REQUIREMENT:
Write out all of the data exactly as it appears.
--------------------------------------------------
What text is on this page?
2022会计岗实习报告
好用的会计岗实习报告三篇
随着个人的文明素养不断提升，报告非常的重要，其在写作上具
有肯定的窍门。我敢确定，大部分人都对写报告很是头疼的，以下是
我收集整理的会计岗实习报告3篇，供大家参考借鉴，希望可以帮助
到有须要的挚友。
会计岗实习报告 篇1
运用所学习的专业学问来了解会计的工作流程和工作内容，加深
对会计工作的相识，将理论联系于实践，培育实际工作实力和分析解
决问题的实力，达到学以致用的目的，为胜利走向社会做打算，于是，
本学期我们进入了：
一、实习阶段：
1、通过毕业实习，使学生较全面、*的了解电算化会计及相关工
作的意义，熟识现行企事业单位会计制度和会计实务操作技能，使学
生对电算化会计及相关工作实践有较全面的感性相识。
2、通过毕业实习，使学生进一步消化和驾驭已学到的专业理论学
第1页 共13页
--------------------------------------------------
EXERCISE ANSWER:
What text is on this page?
2022会计岗实习报告
好用的会计岗实习报告三篇
随着个人的文明素养不断提升，报告非常的重要，其在写作上具
有肯定的窍门。我敢确定，大部分人都对写报告很是头疼的，以下是
我收集整理的会计岗实习报告3篇，供大家参考借鉴，希望可以帮助
到有须要的挚友。
会计岗实习报告 篇1
运用所学习的专业学问来了解会计的工作流程和工作内容，加深
对会计工作的相识，将理论联系于实践，培育实际工作实力和分析解
决问题的实力，达到学以致用的目的，为胜利走向社会做打算，于是，
本学期我们进入了：
一、实习阶段：
1、通过毕业实习，使学生较全面、*的了解电算化会计及相关工
作的意义，熟识现行企事业单位会计制度和会计实务操作技能，使学
生对电算化会计及相关工作实践有较全面的感性相识。
2、通过毕业实习，使学生进一步消化和驾驭已学到的专业理论学
第1页 共13页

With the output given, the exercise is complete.